_Problem to solve_: Transcribe all of the material below word for word and leave out its pictures.
• • •
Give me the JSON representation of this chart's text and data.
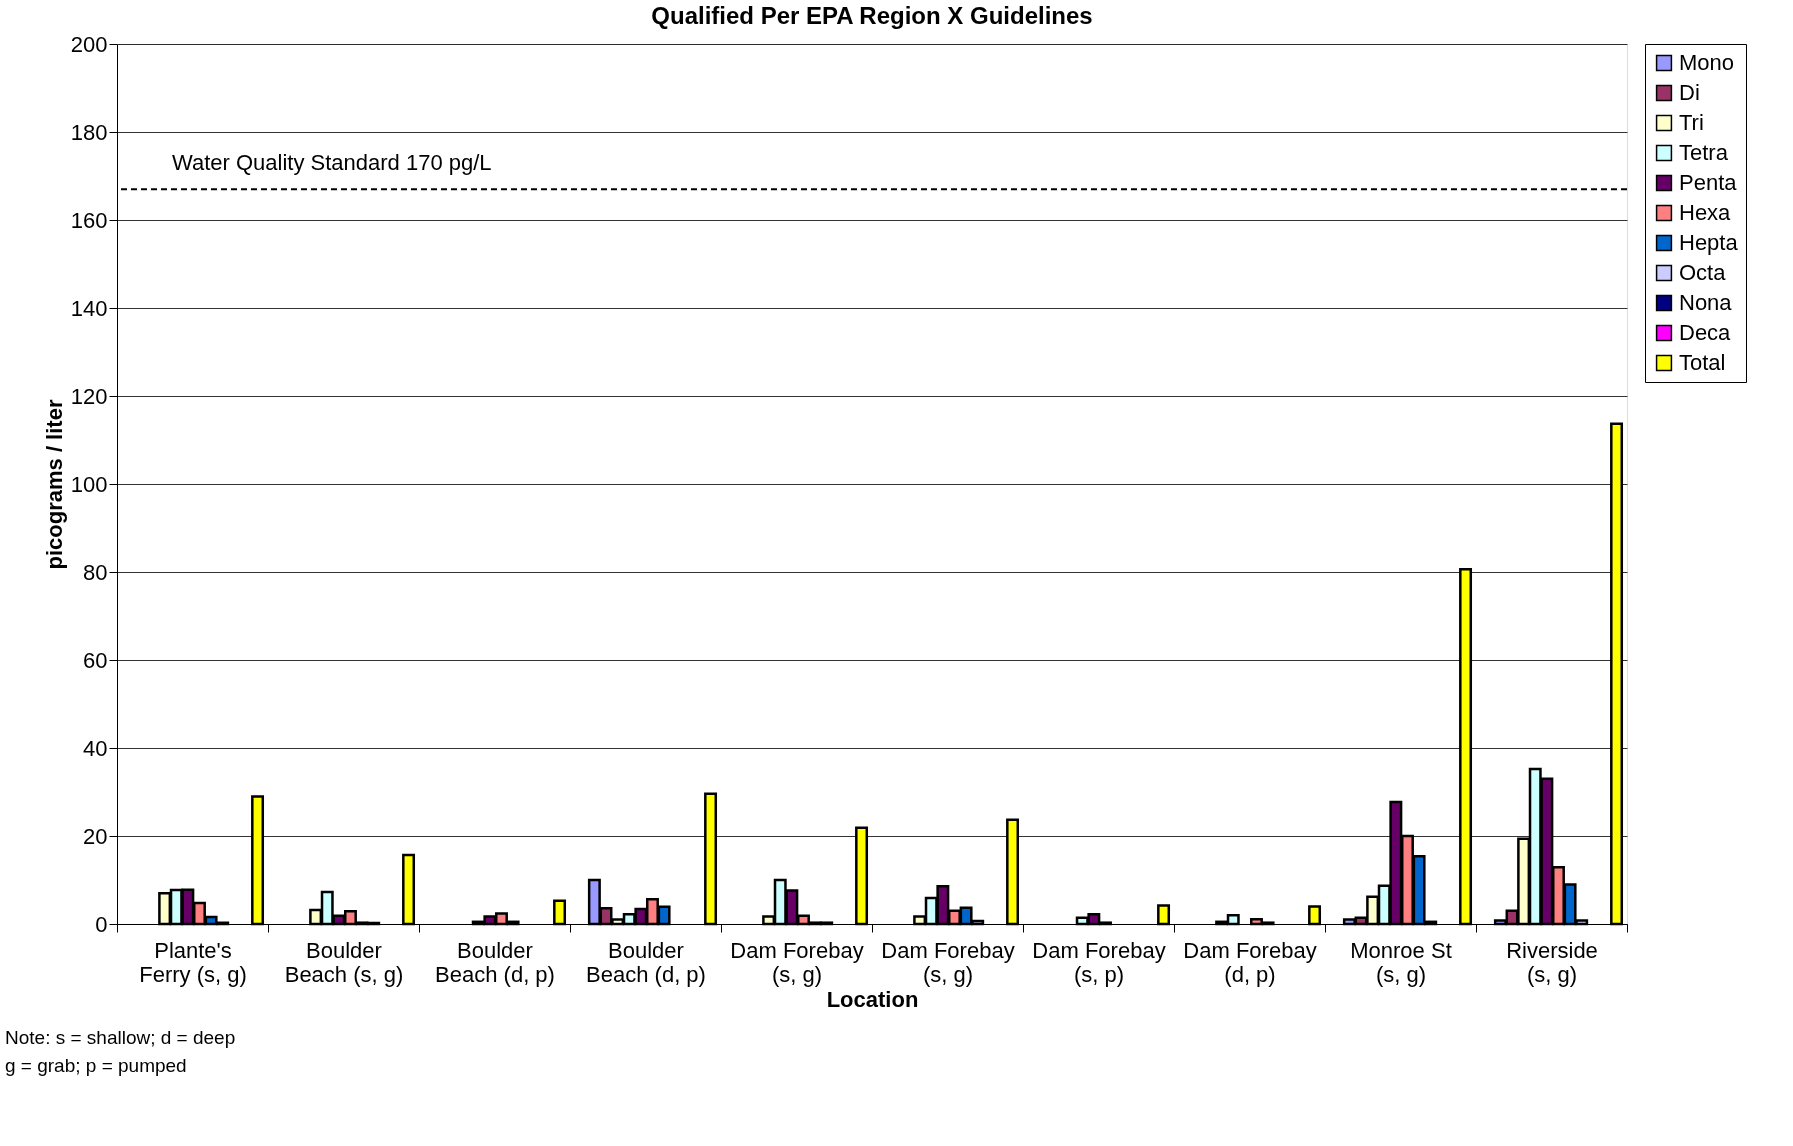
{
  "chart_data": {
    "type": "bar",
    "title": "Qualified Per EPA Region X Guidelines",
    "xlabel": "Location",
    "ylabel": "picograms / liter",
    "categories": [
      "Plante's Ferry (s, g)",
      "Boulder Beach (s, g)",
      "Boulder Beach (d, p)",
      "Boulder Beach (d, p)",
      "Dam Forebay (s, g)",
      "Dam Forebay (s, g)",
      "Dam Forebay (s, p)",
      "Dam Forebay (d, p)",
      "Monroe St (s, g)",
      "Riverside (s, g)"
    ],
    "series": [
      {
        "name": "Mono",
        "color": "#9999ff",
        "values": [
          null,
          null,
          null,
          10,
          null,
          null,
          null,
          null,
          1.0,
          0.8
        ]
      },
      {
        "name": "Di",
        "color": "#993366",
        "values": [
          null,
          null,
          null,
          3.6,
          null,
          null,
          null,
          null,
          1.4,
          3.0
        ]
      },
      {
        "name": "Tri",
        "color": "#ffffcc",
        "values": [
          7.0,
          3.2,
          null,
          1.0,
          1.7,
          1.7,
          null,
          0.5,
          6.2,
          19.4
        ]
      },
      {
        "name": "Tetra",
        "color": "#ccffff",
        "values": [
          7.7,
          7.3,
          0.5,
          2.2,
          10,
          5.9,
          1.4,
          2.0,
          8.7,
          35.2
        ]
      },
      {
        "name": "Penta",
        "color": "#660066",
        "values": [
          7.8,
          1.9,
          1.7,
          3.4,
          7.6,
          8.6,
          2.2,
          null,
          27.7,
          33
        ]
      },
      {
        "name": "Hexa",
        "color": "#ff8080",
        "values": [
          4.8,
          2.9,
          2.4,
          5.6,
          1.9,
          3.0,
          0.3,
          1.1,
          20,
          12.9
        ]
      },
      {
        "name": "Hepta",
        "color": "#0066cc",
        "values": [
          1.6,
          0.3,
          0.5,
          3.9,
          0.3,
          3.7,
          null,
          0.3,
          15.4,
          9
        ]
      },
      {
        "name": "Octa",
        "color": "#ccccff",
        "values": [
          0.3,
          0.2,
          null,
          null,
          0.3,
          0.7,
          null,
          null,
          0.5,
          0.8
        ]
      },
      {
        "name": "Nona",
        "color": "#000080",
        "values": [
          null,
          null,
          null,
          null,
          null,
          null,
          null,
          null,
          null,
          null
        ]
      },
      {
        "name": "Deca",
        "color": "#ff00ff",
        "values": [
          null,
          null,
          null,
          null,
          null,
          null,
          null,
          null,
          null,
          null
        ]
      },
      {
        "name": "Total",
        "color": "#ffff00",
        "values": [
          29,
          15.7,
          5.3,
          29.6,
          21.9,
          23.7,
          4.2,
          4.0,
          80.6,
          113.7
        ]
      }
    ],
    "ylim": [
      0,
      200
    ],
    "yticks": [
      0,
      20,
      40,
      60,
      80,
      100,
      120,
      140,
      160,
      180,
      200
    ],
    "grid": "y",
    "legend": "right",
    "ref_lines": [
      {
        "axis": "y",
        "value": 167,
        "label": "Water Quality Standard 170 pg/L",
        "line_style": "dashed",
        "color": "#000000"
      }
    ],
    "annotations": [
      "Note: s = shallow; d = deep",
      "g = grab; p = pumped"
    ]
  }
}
• • •
_The result_:
Give me the JSON representation of this chart's text and data.
{
  "chart_data": {
    "type": "bar",
    "title": "Qualified Per EPA Region X Guidelines",
    "xlabel": "Location",
    "ylabel": "picograms / liter",
    "categories": [
      "Plante's Ferry (s, g)",
      "Boulder Beach (s, g)",
      "Boulder Beach (d, p)",
      "Boulder Beach (d, p)",
      "Dam Forebay (s, g)",
      "Dam Forebay (s, g)",
      "Dam Forebay (s, p)",
      "Dam Forebay (d, p)",
      "Monroe St (s, g)",
      "Riverside (s, g)"
    ],
    "series": [
      {
        "name": "Mono",
        "color": "#9999ff",
        "values": [
          null,
          null,
          null,
          10,
          null,
          null,
          null,
          null,
          1.0,
          0.8
        ]
      },
      {
        "name": "Di",
        "color": "#993366",
        "values": [
          null,
          null,
          null,
          3.6,
          null,
          null,
          null,
          null,
          1.4,
          3.0
        ]
      },
      {
        "name": "Tri",
        "color": "#ffffcc",
        "values": [
          7.0,
          3.2,
          null,
          1.0,
          1.7,
          1.7,
          null,
          0.5,
          6.2,
          19.4
        ]
      },
      {
        "name": "Tetra",
        "color": "#ccffff",
        "values": [
          7.7,
          7.3,
          0.5,
          2.2,
          10,
          5.9,
          1.4,
          2.0,
          8.7,
          35.2
        ]
      },
      {
        "name": "Penta",
        "color": "#660066",
        "values": [
          7.8,
          1.9,
          1.7,
          3.4,
          7.6,
          8.6,
          2.2,
          null,
          27.7,
          33
        ]
      },
      {
        "name": "Hexa",
        "color": "#ff8080",
        "values": [
          4.8,
          2.9,
          2.4,
          5.6,
          1.9,
          3.0,
          0.3,
          1.1,
          20,
          12.9
        ]
      },
      {
        "name": "Hepta",
        "color": "#0066cc",
        "values": [
          1.6,
          0.3,
          0.5,
          3.9,
          0.3,
          3.7,
          null,
          0.3,
          15.4,
          9
        ]
      },
      {
        "name": "Octa",
        "color": "#ccccff",
        "values": [
          0.3,
          0.2,
          null,
          null,
          0.3,
          0.7,
          null,
          null,
          0.5,
          0.8
        ]
      },
      {
        "name": "Nona",
        "color": "#000080",
        "values": [
          null,
          null,
          null,
          null,
          null,
          null,
          null,
          null,
          null,
          null
        ]
      },
      {
        "name": "Deca",
        "color": "#ff00ff",
        "values": [
          null,
          null,
          null,
          null,
          null,
          null,
          null,
          null,
          null,
          null
        ]
      },
      {
        "name": "Total",
        "color": "#ffff00",
        "values": [
          29,
          15.7,
          5.3,
          29.6,
          21.9,
          23.7,
          4.2,
          4.0,
          80.6,
          113.7
        ]
      }
    ],
    "ylim": [
      0,
      200
    ],
    "yticks": [
      0,
      20,
      40,
      60,
      80,
      100,
      120,
      140,
      160,
      180,
      200
    ],
    "grid": "y",
    "legend": "right",
    "ref_lines": [
      {
        "axis": "y",
        "value": 167,
        "label": "Water Quality Standard 170 pg/L",
        "line_style": "dashed",
        "color": "#000000"
      }
    ],
    "annotations": [
      "Note: s = shallow; d = deep",
      "g = grab; p = pumped"
    ]
  }
}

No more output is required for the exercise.